Source records:
------------------------------------------------------------------------

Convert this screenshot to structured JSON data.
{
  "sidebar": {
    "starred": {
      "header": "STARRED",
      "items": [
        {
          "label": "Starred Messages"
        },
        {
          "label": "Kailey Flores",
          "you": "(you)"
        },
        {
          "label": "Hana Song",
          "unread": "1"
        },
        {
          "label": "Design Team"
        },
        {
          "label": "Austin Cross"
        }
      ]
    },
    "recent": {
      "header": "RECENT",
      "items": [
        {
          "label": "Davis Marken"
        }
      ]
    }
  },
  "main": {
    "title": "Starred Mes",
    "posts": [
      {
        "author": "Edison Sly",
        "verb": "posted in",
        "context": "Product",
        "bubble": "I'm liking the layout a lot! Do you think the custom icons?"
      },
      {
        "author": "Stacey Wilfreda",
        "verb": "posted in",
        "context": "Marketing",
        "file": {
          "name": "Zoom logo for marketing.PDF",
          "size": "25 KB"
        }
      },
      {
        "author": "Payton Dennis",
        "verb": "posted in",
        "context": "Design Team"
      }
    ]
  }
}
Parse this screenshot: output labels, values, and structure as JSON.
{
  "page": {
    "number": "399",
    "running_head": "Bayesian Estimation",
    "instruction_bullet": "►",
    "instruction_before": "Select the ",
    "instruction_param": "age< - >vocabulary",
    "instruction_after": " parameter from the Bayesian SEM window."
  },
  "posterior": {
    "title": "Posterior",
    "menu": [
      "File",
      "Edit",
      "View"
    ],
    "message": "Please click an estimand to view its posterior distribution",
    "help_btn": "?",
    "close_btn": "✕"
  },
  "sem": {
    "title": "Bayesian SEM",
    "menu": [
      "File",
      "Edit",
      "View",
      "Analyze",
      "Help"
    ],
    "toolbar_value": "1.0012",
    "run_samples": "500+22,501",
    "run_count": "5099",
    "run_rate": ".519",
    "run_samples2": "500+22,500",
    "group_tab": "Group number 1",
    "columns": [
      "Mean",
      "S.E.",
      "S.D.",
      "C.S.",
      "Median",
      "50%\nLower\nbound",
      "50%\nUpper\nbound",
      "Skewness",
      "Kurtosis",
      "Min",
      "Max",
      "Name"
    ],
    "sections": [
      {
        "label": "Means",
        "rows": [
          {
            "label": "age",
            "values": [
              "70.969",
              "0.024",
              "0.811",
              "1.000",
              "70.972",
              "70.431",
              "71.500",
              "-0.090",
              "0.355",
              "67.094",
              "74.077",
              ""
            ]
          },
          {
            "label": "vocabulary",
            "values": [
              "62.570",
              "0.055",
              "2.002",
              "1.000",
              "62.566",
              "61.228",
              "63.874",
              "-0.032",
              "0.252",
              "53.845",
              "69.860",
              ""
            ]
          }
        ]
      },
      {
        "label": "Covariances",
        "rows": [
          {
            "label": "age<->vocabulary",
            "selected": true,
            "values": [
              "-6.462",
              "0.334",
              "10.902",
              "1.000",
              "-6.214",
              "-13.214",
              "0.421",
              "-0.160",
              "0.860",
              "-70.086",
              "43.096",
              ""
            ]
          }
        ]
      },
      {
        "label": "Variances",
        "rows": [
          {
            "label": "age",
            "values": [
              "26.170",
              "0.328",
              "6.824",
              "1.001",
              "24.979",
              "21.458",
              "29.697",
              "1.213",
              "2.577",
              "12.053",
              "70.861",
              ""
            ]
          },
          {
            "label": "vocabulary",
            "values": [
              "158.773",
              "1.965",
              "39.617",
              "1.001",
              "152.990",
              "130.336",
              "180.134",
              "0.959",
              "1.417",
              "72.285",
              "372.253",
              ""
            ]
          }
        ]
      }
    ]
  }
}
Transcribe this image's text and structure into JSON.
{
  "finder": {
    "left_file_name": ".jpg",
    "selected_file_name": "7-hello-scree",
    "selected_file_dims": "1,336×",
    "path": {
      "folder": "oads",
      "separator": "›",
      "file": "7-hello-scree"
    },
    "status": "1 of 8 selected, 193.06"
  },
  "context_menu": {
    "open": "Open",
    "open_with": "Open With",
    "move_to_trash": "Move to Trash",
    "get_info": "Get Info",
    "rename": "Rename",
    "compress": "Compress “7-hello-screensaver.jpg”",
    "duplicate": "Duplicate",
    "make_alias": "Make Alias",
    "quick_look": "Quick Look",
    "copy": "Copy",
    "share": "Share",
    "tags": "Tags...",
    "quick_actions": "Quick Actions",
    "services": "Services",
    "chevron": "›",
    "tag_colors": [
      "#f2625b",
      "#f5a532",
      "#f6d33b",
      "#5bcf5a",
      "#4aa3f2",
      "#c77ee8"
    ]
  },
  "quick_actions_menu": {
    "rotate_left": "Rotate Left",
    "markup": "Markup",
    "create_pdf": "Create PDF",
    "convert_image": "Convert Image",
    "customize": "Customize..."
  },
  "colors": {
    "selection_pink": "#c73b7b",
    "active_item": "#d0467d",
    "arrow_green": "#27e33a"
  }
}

------------------------------------------------------------------------

= What to do =
Repeat the data above, word for word.

= Complete response =
Convert this screenshot to structured JSON data.
{
  "sidebar": {
    "starred": {
      "header": "STARRED",
      "items": [
        {
          "label": "Starred Messages"
        },
        {
          "label": "Kailey Flores",
          "you": "(you)"
        },
        {
          "label": "Hana Song",
          "unread": "1"
        },
        {
          "label": "Design Team"
        },
        {
          "label": "Austin Cross"
        }
      ]
    },
    "recent": {
      "header": "RECENT",
      "items": [
        {
          "label": "Davis Marken"
        }
      ]
    }
  },
  "main": {
    "title": "Starred Mes",
    "posts": [
      {
        "author": "Edison Sly",
        "verb": "posted in",
        "context": "Product",
        "bubble": "I'm liking the layout a lot! Do you think the custom icons?"
      },
      {
        "author": "Stacey Wilfreda",
        "verb": "posted in",
        "context": "Marketing",
        "file": {
          "name": "Zoom logo for marketing.PDF",
          "size": "25 KB"
        }
      },
      {
        "author": "Payton Dennis",
        "verb": "posted in",
        "context": "Design Team"
      }
    ]
  }
}
Parse this screenshot: output labels, values, and structure as JSON.
{
  "page": {
    "number": "399",
    "running_head": "Bayesian Estimation",
    "instruction_bullet": "►",
    "instruction_before": "Select the ",
    "instruction_param": "age< - >vocabulary",
    "instruction_after": " parameter from the Bayesian SEM window."
  },
  "posterior": {
    "title": "Posterior",
    "menu": [
      "File",
      "Edit",
      "View"
    ],
    "message": "Please click an estimand to view its posterior distribution",
    "help_btn": "?",
    "close_btn": "✕"
  },
  "sem": {
    "title": "Bayesian SEM",
    "menu": [
      "File",
      "Edit",
      "View",
      "Analyze",
      "Help"
    ],
    "toolbar_value": "1.0012",
    "run_samples": "500+22,501",
    "run_count": "5099",
    "run_rate": ".519",
    "run_samples2": "500+22,500",
    "group_tab": "Group number 1",
    "columns": [
      "Mean",
      "S.E.",
      "S.D.",
      "C.S.",
      "Median",
      "50%\nLower\nbound",
      "50%\nUpper\nbound",
      "Skewness",
      "Kurtosis",
      "Min",
      "Max",
      "Name"
    ],
    "sections": [
      {
        "label": "Means",
        "rows": [
          {
            "label": "age",
            "values": [
              "70.969",
              "0.024",
              "0.811",
              "1.000",
              "70.972",
              "70.431",
              "71.500",
              "-0.090",
              "0.355",
              "67.094",
              "74.077",
              ""
            ]
          },
          {
            "label": "vocabulary",
            "values": [
              "62.570",
              "0.055",
              "2.002",
              "1.000",
              "62.566",
              "61.228",
              "63.874",
              "-0.032",
              "0.252",
              "53.845",
              "69.860",
              ""
            ]
          }
        ]
      },
      {
        "label": "Covariances",
        "rows": [
          {
            "label": "age<->vocabulary",
            "selected": true,
            "values": [
              "-6.462",
              "0.334",
              "10.902",
              "1.000",
              "-6.214",
              "-13.214",
              "0.421",
              "-0.160",
              "0.860",
              "-70.086",
              "43.096",
              ""
            ]
          }
        ]
      },
      {
        "label": "Variances",
        "rows": [
          {
            "label": "age",
            "values": [
              "26.170",
              "0.328",
              "6.824",
              "1.001",
              "24.979",
              "21.458",
              "29.697",
              "1.213",
              "2.577",
              "12.053",
              "70.861",
              ""
            ]
          },
          {
            "label": "vocabulary",
            "values": [
              "158.773",
              "1.965",
              "39.617",
              "1.001",
              "152.990",
              "130.336",
              "180.134",
              "0.959",
              "1.417",
              "72.285",
              "372.253",
              ""
            ]
          }
        ]
      }
    ]
  }
}
Transcribe this image's text and structure into JSON.
{
  "finder": {
    "left_file_name": ".jpg",
    "selected_file_name": "7-hello-scree",
    "selected_file_dims": "1,336×",
    "path": {
      "folder": "oads",
      "separator": "›",
      "file": "7-hello-scree"
    },
    "status": "1 of 8 selected, 193.06"
  },
  "context_menu": {
    "open": "Open",
    "open_with": "Open With",
    "move_to_trash": "Move to Trash",
    "get_info": "Get Info",
    "rename": "Rename",
    "compress": "Compress “7-hello-screensaver.jpg”",
    "duplicate": "Duplicate",
    "make_alias": "Make Alias",
    "quick_look": "Quick Look",
    "copy": "Copy",
    "share": "Share",
    "tags": "Tags...",
    "quick_actions": "Quick Actions",
    "services": "Services",
    "chevron": "›",
    "tag_colors": [
      "#f2625b",
      "#f5a532",
      "#f6d33b",
      "#5bcf5a",
      "#4aa3f2",
      "#c77ee8"
    ]
  },
  "quick_actions_menu": {
    "rotate_left": "Rotate Left",
    "markup": "Markup",
    "create_pdf": "Create PDF",
    "convert_image": "Convert Image",
    "customize": "Customize..."
  },
  "colors": {
    "selection_pink": "#c73b7b",
    "active_item": "#d0467d",
    "arrow_green": "#27e33a"
  }
}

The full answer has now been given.